Problem details: From the entries that follow, pick out all lines holding "sales".

....

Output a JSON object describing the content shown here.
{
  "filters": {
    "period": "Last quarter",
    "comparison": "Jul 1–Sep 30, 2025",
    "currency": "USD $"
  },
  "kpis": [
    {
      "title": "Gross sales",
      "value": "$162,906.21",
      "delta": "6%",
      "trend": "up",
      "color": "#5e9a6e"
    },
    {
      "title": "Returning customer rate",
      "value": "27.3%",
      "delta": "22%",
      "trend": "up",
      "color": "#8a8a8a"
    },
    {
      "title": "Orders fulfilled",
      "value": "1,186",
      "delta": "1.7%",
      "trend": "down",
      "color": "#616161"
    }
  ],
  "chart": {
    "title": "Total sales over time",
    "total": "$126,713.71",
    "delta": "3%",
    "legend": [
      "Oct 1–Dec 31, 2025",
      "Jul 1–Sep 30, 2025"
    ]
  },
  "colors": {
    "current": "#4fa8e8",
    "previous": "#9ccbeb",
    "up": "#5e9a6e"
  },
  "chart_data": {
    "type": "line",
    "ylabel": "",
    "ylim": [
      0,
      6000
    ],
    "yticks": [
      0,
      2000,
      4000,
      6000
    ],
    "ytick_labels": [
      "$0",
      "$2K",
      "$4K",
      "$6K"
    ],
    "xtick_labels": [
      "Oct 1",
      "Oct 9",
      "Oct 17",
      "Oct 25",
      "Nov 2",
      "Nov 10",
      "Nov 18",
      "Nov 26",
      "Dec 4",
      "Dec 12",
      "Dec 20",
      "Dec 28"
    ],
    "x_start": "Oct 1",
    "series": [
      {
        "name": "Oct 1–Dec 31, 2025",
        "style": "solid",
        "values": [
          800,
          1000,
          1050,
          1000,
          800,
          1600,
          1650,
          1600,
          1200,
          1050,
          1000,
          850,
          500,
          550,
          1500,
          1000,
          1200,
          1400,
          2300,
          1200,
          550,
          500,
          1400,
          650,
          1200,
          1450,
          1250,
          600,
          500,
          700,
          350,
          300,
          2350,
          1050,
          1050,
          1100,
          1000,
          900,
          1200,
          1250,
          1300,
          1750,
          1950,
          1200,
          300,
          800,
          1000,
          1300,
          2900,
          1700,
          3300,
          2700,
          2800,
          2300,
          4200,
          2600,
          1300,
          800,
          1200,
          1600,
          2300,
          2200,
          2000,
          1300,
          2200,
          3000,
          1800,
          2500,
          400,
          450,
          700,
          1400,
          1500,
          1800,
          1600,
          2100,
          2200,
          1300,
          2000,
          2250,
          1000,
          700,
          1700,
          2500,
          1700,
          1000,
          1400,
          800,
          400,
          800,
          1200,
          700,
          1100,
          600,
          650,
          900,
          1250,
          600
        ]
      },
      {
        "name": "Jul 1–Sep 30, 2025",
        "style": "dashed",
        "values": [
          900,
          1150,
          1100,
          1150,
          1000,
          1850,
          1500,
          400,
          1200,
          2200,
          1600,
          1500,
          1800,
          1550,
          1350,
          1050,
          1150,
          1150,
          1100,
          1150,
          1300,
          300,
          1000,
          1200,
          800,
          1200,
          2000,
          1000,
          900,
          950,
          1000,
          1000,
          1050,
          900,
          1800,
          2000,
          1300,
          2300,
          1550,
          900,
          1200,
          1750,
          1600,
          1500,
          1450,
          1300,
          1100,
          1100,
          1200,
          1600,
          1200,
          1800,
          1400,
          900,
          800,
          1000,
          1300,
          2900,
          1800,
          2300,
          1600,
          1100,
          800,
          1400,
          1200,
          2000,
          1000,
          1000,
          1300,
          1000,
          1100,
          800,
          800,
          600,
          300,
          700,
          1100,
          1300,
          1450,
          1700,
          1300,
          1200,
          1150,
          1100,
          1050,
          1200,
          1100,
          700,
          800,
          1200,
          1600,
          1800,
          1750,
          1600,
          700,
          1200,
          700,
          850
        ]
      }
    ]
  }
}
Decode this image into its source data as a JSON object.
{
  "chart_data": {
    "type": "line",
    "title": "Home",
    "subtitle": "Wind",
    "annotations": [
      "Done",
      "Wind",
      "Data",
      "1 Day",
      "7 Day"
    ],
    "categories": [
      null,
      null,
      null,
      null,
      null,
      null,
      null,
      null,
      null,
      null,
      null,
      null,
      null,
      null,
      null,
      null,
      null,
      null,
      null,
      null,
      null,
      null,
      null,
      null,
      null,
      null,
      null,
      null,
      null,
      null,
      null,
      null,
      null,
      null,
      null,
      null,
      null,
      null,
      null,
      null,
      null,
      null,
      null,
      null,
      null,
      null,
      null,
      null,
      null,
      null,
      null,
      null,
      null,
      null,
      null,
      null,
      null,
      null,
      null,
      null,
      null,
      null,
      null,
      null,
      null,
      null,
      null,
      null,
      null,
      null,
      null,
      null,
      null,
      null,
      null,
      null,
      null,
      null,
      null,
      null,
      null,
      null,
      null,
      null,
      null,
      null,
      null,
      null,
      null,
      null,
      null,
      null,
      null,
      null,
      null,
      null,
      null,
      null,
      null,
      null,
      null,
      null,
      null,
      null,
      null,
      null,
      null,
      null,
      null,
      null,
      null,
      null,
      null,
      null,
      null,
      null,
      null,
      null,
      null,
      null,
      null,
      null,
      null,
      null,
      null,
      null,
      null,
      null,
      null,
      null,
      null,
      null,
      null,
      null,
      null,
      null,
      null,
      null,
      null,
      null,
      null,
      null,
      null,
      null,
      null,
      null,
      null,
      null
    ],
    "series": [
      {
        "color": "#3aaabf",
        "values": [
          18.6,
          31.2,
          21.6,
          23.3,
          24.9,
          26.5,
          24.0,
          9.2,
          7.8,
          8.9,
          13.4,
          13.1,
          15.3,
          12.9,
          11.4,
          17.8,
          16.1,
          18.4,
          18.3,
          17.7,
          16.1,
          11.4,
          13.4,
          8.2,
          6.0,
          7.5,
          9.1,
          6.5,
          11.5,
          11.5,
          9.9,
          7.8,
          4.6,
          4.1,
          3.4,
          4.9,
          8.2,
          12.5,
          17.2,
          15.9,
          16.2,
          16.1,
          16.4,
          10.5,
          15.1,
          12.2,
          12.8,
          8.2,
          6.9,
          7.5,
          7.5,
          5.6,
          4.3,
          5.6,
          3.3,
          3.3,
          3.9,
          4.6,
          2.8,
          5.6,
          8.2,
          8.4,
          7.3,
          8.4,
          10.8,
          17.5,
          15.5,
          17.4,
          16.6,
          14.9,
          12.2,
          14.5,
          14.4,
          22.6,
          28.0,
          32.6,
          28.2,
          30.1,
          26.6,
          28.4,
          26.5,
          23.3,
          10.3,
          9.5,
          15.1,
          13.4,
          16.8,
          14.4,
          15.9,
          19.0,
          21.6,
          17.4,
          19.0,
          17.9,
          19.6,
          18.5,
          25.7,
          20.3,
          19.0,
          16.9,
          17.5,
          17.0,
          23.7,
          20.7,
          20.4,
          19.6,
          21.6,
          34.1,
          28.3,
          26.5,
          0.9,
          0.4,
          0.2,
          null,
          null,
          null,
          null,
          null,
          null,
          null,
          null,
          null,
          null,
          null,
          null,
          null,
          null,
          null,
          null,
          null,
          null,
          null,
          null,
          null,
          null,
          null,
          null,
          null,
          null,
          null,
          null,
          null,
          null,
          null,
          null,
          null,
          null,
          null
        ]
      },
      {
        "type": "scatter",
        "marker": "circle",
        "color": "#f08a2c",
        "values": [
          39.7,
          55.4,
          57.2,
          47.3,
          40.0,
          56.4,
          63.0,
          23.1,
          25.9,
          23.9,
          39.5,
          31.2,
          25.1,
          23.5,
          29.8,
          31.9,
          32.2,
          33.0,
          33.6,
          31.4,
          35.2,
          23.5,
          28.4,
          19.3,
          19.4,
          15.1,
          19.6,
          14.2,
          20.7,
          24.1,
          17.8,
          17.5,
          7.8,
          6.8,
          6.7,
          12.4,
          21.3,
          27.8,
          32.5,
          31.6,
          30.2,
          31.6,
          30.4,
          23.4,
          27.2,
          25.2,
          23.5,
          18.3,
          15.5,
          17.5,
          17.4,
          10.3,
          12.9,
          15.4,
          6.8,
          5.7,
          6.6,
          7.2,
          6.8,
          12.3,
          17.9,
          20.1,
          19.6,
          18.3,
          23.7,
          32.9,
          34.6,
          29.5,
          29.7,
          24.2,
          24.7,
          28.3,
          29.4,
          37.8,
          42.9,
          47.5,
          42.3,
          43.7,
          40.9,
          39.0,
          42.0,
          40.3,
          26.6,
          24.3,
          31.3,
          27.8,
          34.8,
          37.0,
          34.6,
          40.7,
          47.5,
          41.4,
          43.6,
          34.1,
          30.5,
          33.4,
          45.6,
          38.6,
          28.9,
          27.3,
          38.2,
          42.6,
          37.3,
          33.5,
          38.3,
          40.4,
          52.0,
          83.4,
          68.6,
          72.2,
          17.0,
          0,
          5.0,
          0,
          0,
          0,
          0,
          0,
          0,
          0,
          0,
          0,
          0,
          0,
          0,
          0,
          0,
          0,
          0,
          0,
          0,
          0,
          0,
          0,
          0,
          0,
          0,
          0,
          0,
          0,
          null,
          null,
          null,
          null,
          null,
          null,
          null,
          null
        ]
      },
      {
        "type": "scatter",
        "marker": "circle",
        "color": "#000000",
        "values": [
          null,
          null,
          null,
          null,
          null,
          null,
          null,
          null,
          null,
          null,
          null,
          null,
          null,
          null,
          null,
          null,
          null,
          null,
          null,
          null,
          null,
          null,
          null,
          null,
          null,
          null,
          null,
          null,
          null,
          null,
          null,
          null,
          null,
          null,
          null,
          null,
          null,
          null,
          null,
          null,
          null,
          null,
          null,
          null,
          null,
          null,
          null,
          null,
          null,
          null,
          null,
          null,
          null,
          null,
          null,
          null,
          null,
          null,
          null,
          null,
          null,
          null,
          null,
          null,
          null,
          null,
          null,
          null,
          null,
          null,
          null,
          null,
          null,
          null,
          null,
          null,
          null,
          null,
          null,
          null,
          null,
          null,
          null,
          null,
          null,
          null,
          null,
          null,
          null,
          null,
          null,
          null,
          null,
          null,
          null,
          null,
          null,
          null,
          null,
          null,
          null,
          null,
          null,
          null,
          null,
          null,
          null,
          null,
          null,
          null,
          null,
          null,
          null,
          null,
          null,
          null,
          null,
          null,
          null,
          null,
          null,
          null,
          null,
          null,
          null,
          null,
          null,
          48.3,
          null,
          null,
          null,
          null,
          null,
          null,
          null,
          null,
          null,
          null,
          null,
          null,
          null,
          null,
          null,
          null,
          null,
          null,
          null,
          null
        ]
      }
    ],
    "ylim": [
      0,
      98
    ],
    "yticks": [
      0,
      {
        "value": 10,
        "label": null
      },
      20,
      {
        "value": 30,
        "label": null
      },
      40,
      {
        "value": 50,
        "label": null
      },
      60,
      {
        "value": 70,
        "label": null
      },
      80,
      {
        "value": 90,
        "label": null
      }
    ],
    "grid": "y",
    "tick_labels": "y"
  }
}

....

Result:
      "title": "Gross sales",
    "title": "Total sales over time",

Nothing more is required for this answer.